[Annotated region listings]
┌────────

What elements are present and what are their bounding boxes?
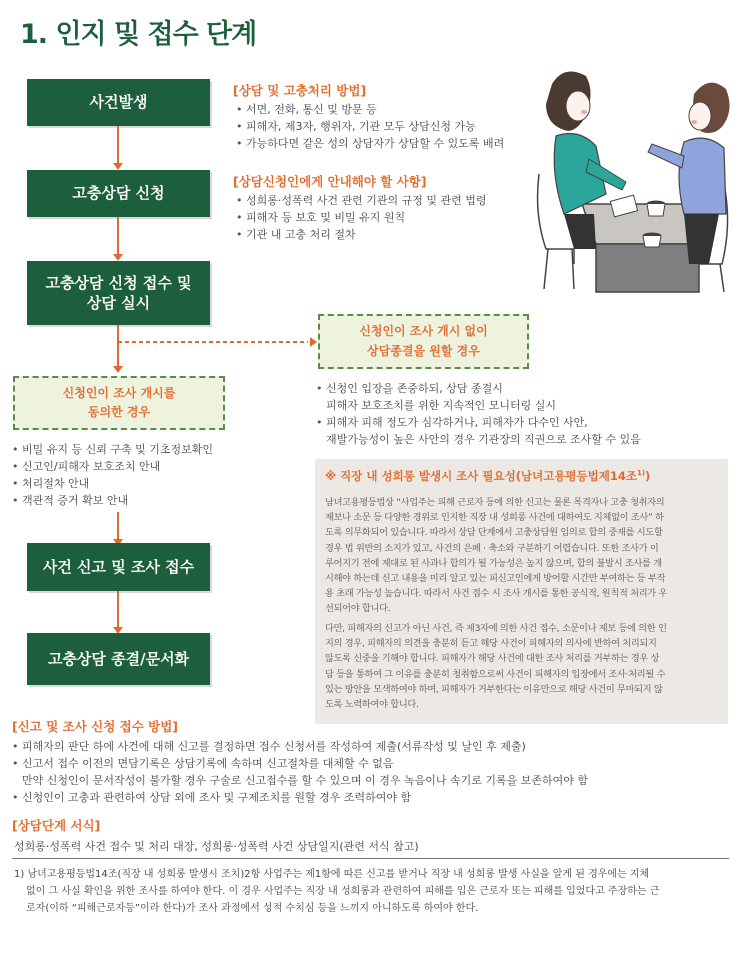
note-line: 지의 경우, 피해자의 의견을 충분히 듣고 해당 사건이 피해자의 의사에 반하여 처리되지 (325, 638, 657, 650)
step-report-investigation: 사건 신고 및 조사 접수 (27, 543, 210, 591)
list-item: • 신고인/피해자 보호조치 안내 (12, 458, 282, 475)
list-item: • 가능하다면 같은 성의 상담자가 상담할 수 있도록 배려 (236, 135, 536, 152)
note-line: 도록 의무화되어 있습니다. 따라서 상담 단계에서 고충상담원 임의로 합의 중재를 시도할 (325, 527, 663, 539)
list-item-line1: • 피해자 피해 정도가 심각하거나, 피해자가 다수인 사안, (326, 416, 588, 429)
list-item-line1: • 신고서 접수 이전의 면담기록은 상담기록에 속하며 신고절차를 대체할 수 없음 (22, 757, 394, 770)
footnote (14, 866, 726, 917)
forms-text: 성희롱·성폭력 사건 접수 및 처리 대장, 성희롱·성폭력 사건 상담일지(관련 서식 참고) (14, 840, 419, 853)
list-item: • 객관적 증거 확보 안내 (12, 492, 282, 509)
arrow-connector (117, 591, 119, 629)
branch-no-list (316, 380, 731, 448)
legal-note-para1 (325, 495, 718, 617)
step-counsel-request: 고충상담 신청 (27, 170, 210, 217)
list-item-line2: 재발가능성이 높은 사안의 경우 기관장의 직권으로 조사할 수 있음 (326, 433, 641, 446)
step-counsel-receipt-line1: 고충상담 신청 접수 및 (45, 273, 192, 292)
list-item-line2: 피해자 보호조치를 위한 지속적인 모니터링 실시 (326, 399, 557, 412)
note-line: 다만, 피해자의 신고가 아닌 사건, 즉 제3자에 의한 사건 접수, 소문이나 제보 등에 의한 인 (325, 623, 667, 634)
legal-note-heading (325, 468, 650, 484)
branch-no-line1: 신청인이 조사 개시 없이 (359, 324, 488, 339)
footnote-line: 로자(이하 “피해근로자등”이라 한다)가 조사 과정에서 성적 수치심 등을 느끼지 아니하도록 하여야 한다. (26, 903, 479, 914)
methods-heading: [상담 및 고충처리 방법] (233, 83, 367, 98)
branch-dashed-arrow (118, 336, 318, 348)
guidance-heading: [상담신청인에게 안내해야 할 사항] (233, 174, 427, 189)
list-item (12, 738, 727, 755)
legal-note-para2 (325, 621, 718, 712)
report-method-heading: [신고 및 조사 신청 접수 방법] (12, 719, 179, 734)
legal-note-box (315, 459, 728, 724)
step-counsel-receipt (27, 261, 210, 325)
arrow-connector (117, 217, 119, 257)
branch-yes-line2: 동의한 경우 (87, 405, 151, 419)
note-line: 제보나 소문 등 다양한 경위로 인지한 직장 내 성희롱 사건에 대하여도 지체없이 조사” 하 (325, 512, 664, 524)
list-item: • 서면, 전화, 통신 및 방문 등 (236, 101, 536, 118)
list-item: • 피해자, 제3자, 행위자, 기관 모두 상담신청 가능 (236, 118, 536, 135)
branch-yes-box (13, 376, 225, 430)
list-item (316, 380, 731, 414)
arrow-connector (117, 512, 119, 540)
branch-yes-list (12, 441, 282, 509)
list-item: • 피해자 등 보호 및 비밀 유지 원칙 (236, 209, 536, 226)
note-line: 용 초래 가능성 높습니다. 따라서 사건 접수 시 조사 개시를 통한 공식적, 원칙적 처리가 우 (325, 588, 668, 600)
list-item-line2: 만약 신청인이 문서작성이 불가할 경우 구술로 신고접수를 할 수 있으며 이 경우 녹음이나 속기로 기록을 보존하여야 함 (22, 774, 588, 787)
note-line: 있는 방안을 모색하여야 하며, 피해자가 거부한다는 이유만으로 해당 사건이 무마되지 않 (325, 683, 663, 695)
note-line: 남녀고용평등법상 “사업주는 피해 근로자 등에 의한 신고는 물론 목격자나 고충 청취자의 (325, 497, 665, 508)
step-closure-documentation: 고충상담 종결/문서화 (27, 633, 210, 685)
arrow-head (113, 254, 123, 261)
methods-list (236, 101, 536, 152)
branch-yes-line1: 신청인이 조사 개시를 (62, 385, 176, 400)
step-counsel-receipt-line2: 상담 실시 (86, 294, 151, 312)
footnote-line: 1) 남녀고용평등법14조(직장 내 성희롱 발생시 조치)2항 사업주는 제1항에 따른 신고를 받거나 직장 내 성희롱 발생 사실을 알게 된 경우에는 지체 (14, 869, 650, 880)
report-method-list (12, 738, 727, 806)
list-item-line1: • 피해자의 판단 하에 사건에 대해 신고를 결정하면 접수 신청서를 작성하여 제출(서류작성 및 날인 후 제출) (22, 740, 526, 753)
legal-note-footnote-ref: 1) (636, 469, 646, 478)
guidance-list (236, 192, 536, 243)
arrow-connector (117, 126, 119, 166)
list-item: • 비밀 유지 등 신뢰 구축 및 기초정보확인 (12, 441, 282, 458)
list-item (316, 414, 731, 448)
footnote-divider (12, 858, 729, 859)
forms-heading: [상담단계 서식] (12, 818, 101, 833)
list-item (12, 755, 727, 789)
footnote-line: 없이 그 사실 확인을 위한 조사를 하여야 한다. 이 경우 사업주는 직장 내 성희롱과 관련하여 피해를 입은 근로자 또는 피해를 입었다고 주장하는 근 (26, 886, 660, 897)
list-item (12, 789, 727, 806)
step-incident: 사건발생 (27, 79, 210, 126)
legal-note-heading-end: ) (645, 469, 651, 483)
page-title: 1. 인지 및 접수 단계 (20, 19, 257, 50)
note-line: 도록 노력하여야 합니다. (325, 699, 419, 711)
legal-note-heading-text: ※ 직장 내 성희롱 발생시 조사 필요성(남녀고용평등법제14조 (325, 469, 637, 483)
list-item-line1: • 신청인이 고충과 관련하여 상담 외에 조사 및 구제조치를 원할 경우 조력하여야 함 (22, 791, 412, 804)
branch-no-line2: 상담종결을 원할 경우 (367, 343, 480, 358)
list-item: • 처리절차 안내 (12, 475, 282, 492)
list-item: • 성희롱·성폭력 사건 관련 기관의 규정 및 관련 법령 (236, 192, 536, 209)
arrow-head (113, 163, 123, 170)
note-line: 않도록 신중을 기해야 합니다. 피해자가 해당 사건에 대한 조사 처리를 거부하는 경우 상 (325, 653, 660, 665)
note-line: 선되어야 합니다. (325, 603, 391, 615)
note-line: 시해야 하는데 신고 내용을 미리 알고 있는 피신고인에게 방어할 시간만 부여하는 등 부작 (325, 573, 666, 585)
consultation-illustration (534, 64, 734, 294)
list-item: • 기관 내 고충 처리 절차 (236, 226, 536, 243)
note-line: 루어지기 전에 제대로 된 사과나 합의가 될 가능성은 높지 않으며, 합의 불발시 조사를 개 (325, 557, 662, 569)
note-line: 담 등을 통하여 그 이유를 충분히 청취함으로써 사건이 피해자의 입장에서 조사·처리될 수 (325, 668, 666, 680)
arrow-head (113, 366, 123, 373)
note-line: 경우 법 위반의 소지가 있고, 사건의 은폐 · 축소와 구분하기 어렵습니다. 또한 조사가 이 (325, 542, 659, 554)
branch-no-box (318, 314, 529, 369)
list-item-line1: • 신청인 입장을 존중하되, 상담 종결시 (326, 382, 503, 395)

└────────

§ Instruction:
Return each line in the records above that contains the string "receipt".

§ Solution for this problem:
step-counsel-receipt-line1: 고충상담 신청 접수 및 (45, 273, 192, 292)
step-counsel-receipt (27, 261, 210, 325)
step-counsel-receipt-line2: 상담 실시 (86, 294, 151, 312)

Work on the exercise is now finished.